— Given request —
Exact reproduction of the data is required, with images excluded.

— Data rows —
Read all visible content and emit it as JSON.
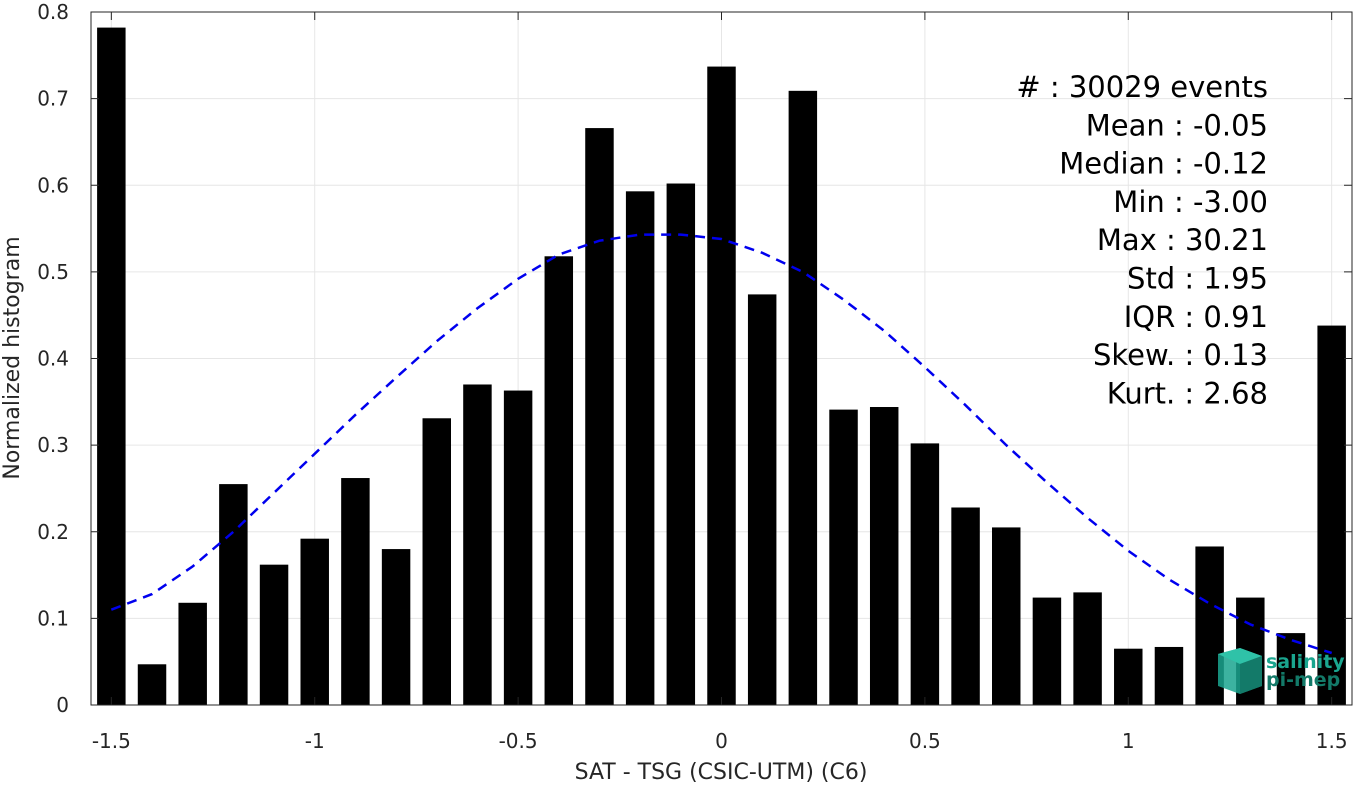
{
  "chart_data": {
    "type": "bar",
    "xlabel": "SAT - TSG (CSIC-UTM) (C6)",
    "ylabel": "Normalized histogram",
    "xlim": [
      -1.55,
      1.55
    ],
    "ylim": [
      0,
      0.8
    ],
    "x_ticks": [
      -1.5,
      -1,
      -0.5,
      0,
      0.5,
      1,
      1.5
    ],
    "x_tick_labels": [
      "-1.5",
      "-1",
      "-0.5",
      "0",
      "0.5",
      "1",
      "1.5"
    ],
    "y_ticks": [
      0,
      0.1,
      0.2,
      0.3,
      0.4,
      0.5,
      0.6,
      0.7,
      0.8
    ],
    "y_tick_labels": [
      "0",
      "0.1",
      "0.2",
      "0.3",
      "0.4",
      "0.5",
      "0.6",
      "0.7",
      "0.8"
    ],
    "grid": true,
    "bar_color": "#000000",
    "bar_width": 0.07,
    "x": [
      -1.5,
      -1.4,
      -1.3,
      -1.2,
      -1.1,
      -1.0,
      -0.9,
      -0.8,
      -0.7,
      -0.6,
      -0.5,
      -0.4,
      -0.3,
      -0.2,
      -0.1,
      0.0,
      0.1,
      0.2,
      0.3,
      0.4,
      0.5,
      0.6,
      0.7,
      0.8,
      0.9,
      1.0,
      1.1,
      1.2,
      1.3,
      1.4,
      1.5
    ],
    "values": [
      0.782,
      0.047,
      0.118,
      0.255,
      0.162,
      0.192,
      0.262,
      0.18,
      0.331,
      0.37,
      0.363,
      0.518,
      0.666,
      0.593,
      0.602,
      0.737,
      0.474,
      0.709,
      0.341,
      0.344,
      0.302,
      0.228,
      0.205,
      0.124,
      0.13,
      0.065,
      0.067,
      0.183,
      0.124,
      0.083,
      0.438
    ],
    "fit_curve": {
      "style": "dashed",
      "color": "#0000ee",
      "x": [
        -1.5,
        -1.4,
        -1.3,
        -1.2,
        -1.1,
        -1.0,
        -0.9,
        -0.8,
        -0.7,
        -0.6,
        -0.5,
        -0.4,
        -0.3,
        -0.2,
        -0.1,
        0.0,
        0.1,
        0.2,
        0.3,
        0.4,
        0.5,
        0.6,
        0.7,
        0.8,
        0.9,
        1.0,
        1.1,
        1.2,
        1.3,
        1.4,
        1.5
      ],
      "y": [
        0.11,
        0.128,
        0.16,
        0.2,
        0.245,
        0.29,
        0.335,
        0.378,
        0.42,
        0.458,
        0.492,
        0.52,
        0.536,
        0.543,
        0.543,
        0.538,
        0.522,
        0.5,
        0.468,
        0.432,
        0.39,
        0.346,
        0.3,
        0.257,
        0.216,
        0.178,
        0.145,
        0.117,
        0.093,
        0.075,
        0.06
      ]
    },
    "stats": [
      "#  : 30029 events",
      "Mean : -0.05",
      "Median : -0.12",
      "Min : -3.00",
      "Max : 30.21",
      "Std : 1.95",
      "IQR : 0.91",
      "Skew. : 0.13",
      "Kurt. : 2.68"
    ]
  },
  "logo": {
    "line1": "salinity",
    "line2": "pi-mep",
    "color": "#1aa58f"
  }
}
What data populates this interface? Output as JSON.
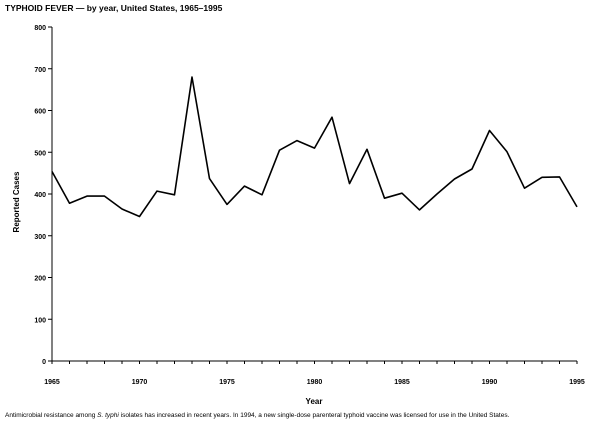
{
  "title": "TYPHOID FEVER — by year, United States, 1965–1995",
  "chart_data": {
    "type": "line",
    "xlabel": "Year",
    "ylabel": "Reported Cases",
    "xlim": [
      1965,
      1995
    ],
    "ylim": [
      0,
      800
    ],
    "x_ticks": [
      1965,
      1970,
      1975,
      1980,
      1985,
      1990,
      1995
    ],
    "y_ticks": [
      0,
      100,
      200,
      300,
      400,
      500,
      600,
      700,
      800
    ],
    "grid": false,
    "series": [
      {
        "x": [
          1965,
          1966,
          1967,
          1968,
          1969,
          1970,
          1971,
          1972,
          1973,
          1974,
          1975,
          1976,
          1977,
          1978,
          1979,
          1980,
          1981,
          1982,
          1983,
          1984,
          1985,
          1986,
          1987,
          1988,
          1989,
          1990,
          1991,
          1992,
          1993,
          1994,
          1995
        ],
        "y": [
          454,
          378,
          395,
          395,
          364,
          346,
          407,
          398,
          680,
          437,
          375,
          419,
          398,
          505,
          528,
          510,
          584,
          425,
          507,
          390,
          402,
          362,
          400,
          436,
          460,
          552,
          501,
          414,
          440,
          441,
          369
        ]
      }
    ]
  },
  "footnote": {
    "before": "Antimicrobial resistance among ",
    "italic": "S. typhi",
    "after": " isolates has increased in recent years. In 1994, a new single-dose parenteral typhoid vaccine was licensed for use in the United States."
  }
}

— Response for this exercise —
Read all visible content and emit it as JSON.
{
  "chart_data": {
    "type": "bar",
    "xlabel": "SAT - TSG (CSIC-UTM) (C6)",
    "ylabel": "Normalized histogram",
    "xlim": [
      -1.55,
      1.55
    ],
    "ylim": [
      0,
      0.8
    ],
    "x_ticks": [
      -1.5,
      -1,
      -0.5,
      0,
      0.5,
      1,
      1.5
    ],
    "x_tick_labels": [
      "-1.5",
      "-1",
      "-0.5",
      "0",
      "0.5",
      "1",
      "1.5"
    ],
    "y_ticks": [
      0,
      0.1,
      0.2,
      0.3,
      0.4,
      0.5,
      0.6,
      0.7,
      0.8
    ],
    "y_tick_labels": [
      "0",
      "0.1",
      "0.2",
      "0.3",
      "0.4",
      "0.5",
      "0.6",
      "0.7",
      "0.8"
    ],
    "grid": true,
    "bar_color": "#000000",
    "bar_width": 0.07,
    "x": [
      -1.5,
      -1.4,
      -1.3,
      -1.2,
      -1.1,
      -1.0,
      -0.9,
      -0.8,
      -0.7,
      -0.6,
      -0.5,
      -0.4,
      -0.3,
      -0.2,
      -0.1,
      0.0,
      0.1,
      0.2,
      0.3,
      0.4,
      0.5,
      0.6,
      0.7,
      0.8,
      0.9,
      1.0,
      1.1,
      1.2,
      1.3,
      1.4,
      1.5
    ],
    "values": [
      0.782,
      0.047,
      0.118,
      0.255,
      0.162,
      0.192,
      0.262,
      0.18,
      0.331,
      0.37,
      0.363,
      0.518,
      0.666,
      0.593,
      0.602,
      0.737,
      0.474,
      0.709,
      0.341,
      0.344,
      0.302,
      0.228,
      0.205,
      0.124,
      0.13,
      0.065,
      0.067,
      0.183,
      0.124,
      0.083,
      0.438
    ],
    "fit_curve": {
      "style": "dashed",
      "color": "#0000ee",
      "x": [
        -1.5,
        -1.4,
        -1.3,
        -1.2,
        -1.1,
        -1.0,
        -0.9,
        -0.8,
        -0.7,
        -0.6,
        -0.5,
        -0.4,
        -0.3,
        -0.2,
        -0.1,
        0.0,
        0.1,
        0.2,
        0.3,
        0.4,
        0.5,
        0.6,
        0.7,
        0.8,
        0.9,
        1.0,
        1.1,
        1.2,
        1.3,
        1.4,
        1.5
      ],
      "y": [
        0.11,
        0.128,
        0.16,
        0.2,
        0.245,
        0.29,
        0.335,
        0.378,
        0.42,
        0.458,
        0.492,
        0.52,
        0.536,
        0.543,
        0.543,
        0.538,
        0.522,
        0.5,
        0.468,
        0.432,
        0.39,
        0.346,
        0.3,
        0.257,
        0.216,
        0.178,
        0.145,
        0.117,
        0.093,
        0.075,
        0.06
      ]
    },
    "stats": [
      "#  : 30029 events",
      "Mean : -0.05",
      "Median : -0.12",
      "Min : -3.00",
      "Max : 30.21",
      "Std : 1.95",
      "IQR : 0.91",
      "Skew. : 0.13",
      "Kurt. : 2.68"
    ]
  },
  "logo": {
    "line1": "salinity",
    "line2": "pi-mep",
    "color": "#1aa58f"
  }
}
What data populates this interface? Output as JSON.
{
  "title": "TYPHOID FEVER — by year, United States, 1965–1995",
  "chart_data": {
    "type": "line",
    "xlabel": "Year",
    "ylabel": "Reported Cases",
    "xlim": [
      1965,
      1995
    ],
    "ylim": [
      0,
      800
    ],
    "x_ticks": [
      1965,
      1970,
      1975,
      1980,
      1985,
      1990,
      1995
    ],
    "y_ticks": [
      0,
      100,
      200,
      300,
      400,
      500,
      600,
      700,
      800
    ],
    "grid": false,
    "series": [
      {
        "x": [
          1965,
          1966,
          1967,
          1968,
          1969,
          1970,
          1971,
          1972,
          1973,
          1974,
          1975,
          1976,
          1977,
          1978,
          1979,
          1980,
          1981,
          1982,
          1983,
          1984,
          1985,
          1986,
          1987,
          1988,
          1989,
          1990,
          1991,
          1992,
          1993,
          1994,
          1995
        ],
        "y": [
          454,
          378,
          395,
          395,
          364,
          346,
          407,
          398,
          680,
          437,
          375,
          419,
          398,
          505,
          528,
          510,
          584,
          425,
          507,
          390,
          402,
          362,
          400,
          436,
          460,
          552,
          501,
          414,
          440,
          441,
          369
        ]
      }
    ]
  },
  "footnote": {
    "before": "Antimicrobial resistance among ",
    "italic": "S. typhi",
    "after": " isolates has increased in recent years. In 1994, a new single-dose parenteral typhoid vaccine was licensed for use in the United States."
  }
}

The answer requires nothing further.